Task requirements = Omit the images. Copy each entry word for word.

Stored data =
-- Start --

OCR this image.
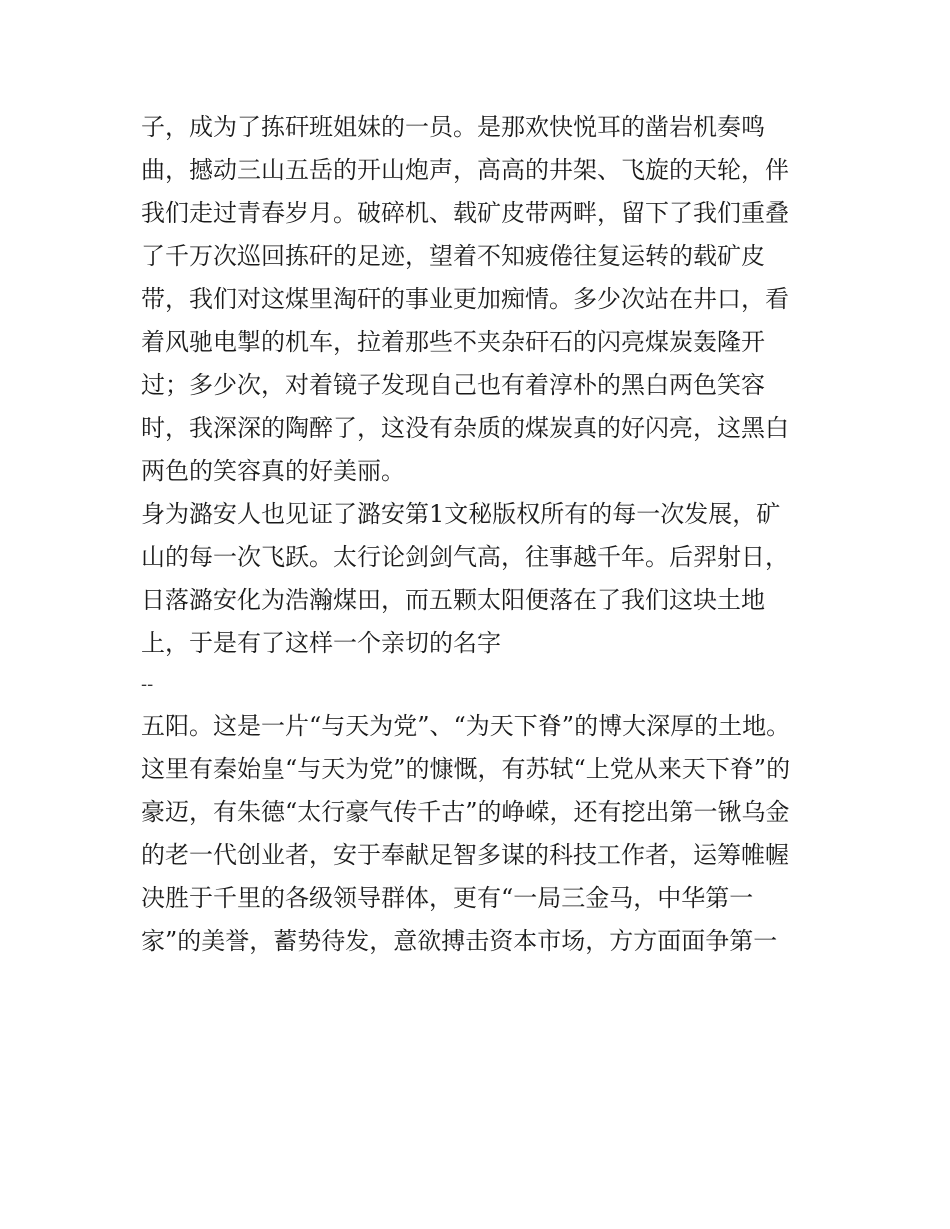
子，成为了拣矸班姐妹的一员。是那欢快悦耳的凿岩机奏鸣
曲，撼动三山五岳的开山炮声，高高的井架、飞旋的天轮，伴
我们走过青春岁月。破碎机、载矿皮带两畔，留下了我们重叠
了千万次巡回拣矸的足迹，望着不知疲倦往复运转的载矿皮
带，我们对这煤里淘矸的事业更加痴情。多少次站在井口，看
着风驰电掣的机车，拉着那些不夹杂矸石的闪亮煤炭轰隆开
过；多少次，对着镜子发现自己也有着淳朴的黑白两色笑容
时，我深深的陶醉了，这没有杂质的煤炭真的好闪亮，这黑白
两色的笑容真的好美丽。
身为潞安人也见证了潞安第1文秘版权所有的每一次发展，矿
山的每一次飞跃。太行论剑剑气高，往事越千年。后羿射日，
日落潞安化为浩瀚煤田，而五颗太阳便落在了我们这块土地
上，于是有了这样一个亲切的名字
--
五阳。这是一片“与天为党”、“为天下脊”的博大深厚的土地。
这里有秦始皇“与天为党”的慷慨，有苏轼“上党从来天下脊”的
豪迈，有朱德“太行豪气传千古”的峥嵘，还有挖出第一锹乌金
的老一代创业者，安于奉献足智多谋的科技工作者，运筹帷幄
决胜于千里的各级领导群体，更有“一局三金马，中华第一
家”的美誉，蓄势待发，意欲搏击资本市场，方方面面争第一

-- End --

Full answer =
OCR this image.
子，成为了拣矸班姐妹的一员。是那欢快悦耳的凿岩机奏鸣
曲，撼动三山五岳的开山炮声，高高的井架、飞旋的天轮，伴
我们走过青春岁月。破碎机、载矿皮带两畔，留下了我们重叠
了千万次巡回拣矸的足迹，望着不知疲倦往复运转的载矿皮
带，我们对这煤里淘矸的事业更加痴情。多少次站在井口，看
着风驰电掣的机车，拉着那些不夹杂矸石的闪亮煤炭轰隆开
过；多少次，对着镜子发现自己也有着淳朴的黑白两色笑容
时，我深深的陶醉了，这没有杂质的煤炭真的好闪亮，这黑白
两色的笑容真的好美丽。
身为潞安人也见证了潞安第1文秘版权所有的每一次发展，矿
山的每一次飞跃。太行论剑剑气高，往事越千年。后羿射日，
日落潞安化为浩瀚煤田，而五颗太阳便落在了我们这块土地
上，于是有了这样一个亲切的名字
--
五阳。这是一片“与天为党”、“为天下脊”的博大深厚的土地。
这里有秦始皇“与天为党”的慷慨，有苏轼“上党从来天下脊”的
豪迈，有朱德“太行豪气传千古”的峥嵘，还有挖出第一锹乌金
的老一代创业者，安于奉献足智多谋的科技工作者，运筹帷幄
决胜于千里的各级领导群体，更有“一局三金马，中华第一
家”的美誉，蓄势待发，意欲搏击资本市场，方方面面争第一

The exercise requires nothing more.